▼

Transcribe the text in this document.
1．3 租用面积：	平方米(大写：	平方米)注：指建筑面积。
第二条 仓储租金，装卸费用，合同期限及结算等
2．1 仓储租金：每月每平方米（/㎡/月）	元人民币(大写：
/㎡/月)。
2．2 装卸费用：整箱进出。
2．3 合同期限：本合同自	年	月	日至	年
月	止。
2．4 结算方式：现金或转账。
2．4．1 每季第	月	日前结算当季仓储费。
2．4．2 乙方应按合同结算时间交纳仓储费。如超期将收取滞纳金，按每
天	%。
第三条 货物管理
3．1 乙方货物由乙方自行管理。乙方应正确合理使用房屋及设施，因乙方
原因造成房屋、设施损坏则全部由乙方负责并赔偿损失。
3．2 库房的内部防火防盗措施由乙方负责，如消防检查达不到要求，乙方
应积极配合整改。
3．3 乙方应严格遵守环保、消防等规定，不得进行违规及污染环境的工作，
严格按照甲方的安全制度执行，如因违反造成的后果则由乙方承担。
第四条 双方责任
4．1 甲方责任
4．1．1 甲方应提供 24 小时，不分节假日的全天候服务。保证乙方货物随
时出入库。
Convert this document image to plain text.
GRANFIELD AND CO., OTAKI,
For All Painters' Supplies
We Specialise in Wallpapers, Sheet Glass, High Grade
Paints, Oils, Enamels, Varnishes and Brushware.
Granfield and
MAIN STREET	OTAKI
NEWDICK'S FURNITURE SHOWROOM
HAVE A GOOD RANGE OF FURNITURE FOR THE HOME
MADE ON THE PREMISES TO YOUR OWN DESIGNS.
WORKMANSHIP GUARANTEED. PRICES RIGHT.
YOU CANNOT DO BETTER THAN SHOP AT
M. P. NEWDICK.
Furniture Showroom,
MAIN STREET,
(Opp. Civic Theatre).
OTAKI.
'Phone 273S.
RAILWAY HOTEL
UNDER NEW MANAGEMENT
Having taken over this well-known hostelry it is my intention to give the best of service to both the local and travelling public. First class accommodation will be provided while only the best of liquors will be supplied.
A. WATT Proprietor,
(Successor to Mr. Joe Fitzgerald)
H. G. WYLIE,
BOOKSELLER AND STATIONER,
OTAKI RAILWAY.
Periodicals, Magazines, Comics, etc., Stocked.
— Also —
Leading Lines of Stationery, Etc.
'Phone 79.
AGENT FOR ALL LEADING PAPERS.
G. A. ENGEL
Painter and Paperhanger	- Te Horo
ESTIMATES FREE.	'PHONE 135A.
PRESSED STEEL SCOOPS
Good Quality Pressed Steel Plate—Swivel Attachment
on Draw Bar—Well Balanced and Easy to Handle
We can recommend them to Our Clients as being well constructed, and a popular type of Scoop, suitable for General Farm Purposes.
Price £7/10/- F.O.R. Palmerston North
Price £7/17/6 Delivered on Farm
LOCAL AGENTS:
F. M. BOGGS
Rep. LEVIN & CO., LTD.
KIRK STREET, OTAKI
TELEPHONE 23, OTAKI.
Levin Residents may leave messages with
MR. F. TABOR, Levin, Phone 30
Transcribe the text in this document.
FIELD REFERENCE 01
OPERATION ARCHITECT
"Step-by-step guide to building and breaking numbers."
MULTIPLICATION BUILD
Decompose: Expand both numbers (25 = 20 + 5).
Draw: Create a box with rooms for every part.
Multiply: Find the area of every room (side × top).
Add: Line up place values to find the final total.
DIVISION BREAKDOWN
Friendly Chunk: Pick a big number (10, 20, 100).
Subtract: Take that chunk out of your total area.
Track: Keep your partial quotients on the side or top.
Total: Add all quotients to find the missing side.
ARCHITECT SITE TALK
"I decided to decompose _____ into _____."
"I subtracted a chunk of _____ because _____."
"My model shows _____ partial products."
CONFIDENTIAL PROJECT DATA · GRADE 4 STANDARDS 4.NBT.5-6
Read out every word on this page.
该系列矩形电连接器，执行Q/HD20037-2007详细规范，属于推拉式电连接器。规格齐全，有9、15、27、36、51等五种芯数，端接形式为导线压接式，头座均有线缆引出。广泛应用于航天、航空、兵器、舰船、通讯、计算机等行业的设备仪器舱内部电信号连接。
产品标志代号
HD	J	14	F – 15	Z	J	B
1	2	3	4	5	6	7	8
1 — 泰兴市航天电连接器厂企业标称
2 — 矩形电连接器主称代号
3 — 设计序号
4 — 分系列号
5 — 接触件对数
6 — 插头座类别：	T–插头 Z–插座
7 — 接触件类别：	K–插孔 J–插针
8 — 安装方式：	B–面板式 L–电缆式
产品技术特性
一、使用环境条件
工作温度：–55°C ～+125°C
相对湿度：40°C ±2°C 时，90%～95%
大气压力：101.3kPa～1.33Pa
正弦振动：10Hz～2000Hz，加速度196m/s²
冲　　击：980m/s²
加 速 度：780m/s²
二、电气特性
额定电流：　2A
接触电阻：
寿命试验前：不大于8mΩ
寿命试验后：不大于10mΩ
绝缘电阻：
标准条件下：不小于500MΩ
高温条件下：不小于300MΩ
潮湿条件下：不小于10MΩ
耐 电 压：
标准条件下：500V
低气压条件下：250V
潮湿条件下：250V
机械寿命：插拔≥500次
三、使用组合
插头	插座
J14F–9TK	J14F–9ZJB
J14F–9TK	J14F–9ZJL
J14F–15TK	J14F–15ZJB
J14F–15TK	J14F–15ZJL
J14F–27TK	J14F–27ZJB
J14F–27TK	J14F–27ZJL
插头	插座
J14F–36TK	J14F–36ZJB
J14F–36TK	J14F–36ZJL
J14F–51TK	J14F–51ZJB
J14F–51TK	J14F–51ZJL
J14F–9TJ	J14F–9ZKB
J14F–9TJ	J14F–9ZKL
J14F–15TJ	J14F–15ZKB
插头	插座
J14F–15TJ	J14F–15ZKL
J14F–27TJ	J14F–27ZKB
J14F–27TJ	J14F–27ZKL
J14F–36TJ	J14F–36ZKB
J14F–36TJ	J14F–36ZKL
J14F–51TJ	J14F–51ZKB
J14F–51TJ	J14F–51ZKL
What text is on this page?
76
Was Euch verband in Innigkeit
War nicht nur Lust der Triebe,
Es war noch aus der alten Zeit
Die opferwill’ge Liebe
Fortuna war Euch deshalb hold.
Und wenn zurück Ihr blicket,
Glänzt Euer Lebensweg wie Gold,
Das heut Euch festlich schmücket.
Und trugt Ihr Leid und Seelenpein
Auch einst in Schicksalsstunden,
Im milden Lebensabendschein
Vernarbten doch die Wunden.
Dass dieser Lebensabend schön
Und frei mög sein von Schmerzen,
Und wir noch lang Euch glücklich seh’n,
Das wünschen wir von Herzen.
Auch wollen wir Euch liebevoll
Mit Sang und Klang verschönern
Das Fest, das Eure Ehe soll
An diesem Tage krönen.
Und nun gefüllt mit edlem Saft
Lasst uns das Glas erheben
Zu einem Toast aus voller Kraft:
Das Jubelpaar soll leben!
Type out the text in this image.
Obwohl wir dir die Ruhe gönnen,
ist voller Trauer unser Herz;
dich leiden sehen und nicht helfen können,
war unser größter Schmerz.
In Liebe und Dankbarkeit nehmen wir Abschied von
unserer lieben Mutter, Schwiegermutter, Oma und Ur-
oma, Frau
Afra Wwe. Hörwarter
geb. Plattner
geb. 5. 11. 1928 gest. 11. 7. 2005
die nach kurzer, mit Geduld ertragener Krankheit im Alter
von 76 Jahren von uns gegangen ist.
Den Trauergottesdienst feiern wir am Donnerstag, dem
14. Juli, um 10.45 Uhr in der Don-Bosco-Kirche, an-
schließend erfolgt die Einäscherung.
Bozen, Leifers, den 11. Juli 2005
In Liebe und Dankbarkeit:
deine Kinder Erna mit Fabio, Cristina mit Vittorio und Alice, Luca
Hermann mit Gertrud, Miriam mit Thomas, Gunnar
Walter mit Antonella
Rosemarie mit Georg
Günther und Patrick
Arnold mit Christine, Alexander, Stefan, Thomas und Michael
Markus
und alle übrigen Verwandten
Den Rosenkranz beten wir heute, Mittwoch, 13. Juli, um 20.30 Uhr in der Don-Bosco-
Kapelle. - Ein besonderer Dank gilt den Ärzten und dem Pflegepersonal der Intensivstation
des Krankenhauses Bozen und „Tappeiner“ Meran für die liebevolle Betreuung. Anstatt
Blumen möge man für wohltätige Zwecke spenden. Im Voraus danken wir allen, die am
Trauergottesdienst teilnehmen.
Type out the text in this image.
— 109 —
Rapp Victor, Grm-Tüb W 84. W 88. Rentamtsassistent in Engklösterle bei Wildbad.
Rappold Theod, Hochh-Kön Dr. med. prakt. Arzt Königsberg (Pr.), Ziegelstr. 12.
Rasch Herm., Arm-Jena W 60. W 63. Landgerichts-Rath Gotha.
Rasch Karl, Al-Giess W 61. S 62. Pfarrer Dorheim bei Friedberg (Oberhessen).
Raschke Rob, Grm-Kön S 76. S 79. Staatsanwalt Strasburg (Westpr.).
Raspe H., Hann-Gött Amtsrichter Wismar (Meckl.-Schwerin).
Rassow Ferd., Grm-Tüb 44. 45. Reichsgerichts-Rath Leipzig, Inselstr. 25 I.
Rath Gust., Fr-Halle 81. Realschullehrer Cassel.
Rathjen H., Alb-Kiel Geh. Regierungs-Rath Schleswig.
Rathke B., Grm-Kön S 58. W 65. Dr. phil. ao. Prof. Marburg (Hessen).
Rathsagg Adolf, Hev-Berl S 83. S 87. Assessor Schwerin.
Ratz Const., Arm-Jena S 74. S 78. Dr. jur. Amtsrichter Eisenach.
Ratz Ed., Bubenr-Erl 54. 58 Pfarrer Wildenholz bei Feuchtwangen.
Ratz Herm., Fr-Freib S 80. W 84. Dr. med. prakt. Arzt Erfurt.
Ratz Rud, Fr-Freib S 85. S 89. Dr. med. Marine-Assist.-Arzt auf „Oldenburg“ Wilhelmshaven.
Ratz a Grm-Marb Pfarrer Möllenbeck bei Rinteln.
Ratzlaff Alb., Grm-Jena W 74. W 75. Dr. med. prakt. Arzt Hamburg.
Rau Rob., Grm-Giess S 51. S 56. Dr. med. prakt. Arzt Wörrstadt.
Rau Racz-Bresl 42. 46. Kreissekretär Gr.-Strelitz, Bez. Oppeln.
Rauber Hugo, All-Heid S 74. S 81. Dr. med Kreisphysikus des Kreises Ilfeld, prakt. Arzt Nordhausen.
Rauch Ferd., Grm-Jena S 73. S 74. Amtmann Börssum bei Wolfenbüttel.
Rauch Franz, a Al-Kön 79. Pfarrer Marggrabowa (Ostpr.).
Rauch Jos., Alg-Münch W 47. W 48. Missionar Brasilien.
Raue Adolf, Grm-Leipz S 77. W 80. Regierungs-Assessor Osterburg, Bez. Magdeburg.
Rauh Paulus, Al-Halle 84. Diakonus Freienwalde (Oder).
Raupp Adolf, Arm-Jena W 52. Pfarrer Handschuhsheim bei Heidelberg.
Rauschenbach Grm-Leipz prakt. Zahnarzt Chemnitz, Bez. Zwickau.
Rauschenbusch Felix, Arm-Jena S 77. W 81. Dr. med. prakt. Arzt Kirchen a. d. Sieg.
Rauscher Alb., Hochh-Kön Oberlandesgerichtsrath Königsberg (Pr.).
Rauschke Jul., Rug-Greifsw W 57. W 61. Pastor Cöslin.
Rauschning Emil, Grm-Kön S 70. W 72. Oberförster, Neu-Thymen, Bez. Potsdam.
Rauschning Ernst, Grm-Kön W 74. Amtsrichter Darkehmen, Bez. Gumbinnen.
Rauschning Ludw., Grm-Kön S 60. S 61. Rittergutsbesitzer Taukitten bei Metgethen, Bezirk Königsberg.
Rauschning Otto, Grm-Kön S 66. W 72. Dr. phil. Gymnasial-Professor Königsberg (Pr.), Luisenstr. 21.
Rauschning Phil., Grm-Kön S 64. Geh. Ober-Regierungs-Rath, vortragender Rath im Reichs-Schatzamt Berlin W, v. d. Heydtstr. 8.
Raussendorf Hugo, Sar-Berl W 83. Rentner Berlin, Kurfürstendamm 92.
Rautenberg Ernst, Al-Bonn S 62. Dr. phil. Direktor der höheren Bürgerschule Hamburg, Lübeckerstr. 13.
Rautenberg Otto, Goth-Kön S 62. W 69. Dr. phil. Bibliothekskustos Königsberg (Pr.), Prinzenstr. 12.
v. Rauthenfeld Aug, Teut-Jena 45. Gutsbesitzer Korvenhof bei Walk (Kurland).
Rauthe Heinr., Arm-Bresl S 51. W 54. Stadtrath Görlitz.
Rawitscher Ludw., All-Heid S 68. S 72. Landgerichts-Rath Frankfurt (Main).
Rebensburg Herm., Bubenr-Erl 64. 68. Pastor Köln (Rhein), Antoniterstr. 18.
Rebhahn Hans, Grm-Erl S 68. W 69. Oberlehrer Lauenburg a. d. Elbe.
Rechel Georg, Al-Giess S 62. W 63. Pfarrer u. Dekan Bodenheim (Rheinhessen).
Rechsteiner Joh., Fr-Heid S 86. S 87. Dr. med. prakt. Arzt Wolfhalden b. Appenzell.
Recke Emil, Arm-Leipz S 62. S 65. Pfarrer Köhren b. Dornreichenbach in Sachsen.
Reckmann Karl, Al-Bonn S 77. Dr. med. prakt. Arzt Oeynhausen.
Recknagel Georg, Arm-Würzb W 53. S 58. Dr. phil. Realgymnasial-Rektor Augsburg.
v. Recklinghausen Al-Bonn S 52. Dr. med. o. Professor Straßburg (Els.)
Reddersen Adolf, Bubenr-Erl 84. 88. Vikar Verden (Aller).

▲

* **EXERCISE REQUIREMENTS**: Go through the listing above and locate each line that holds the word "Amtsrichter". Copy those lines.

* **RESPONSE TO THE TASK**:
Raspe H., Hann-Gött Amtsrichter Wismar (Meckl.-Schwerin).
Ratz Const., Arm-Jena S 74. S 78. Dr. jur. Amtsrichter Eisenach.
Rauschning Ernst, Grm-Kön W 74. Amtsrichter Darkehmen, Bez. Gumbinnen.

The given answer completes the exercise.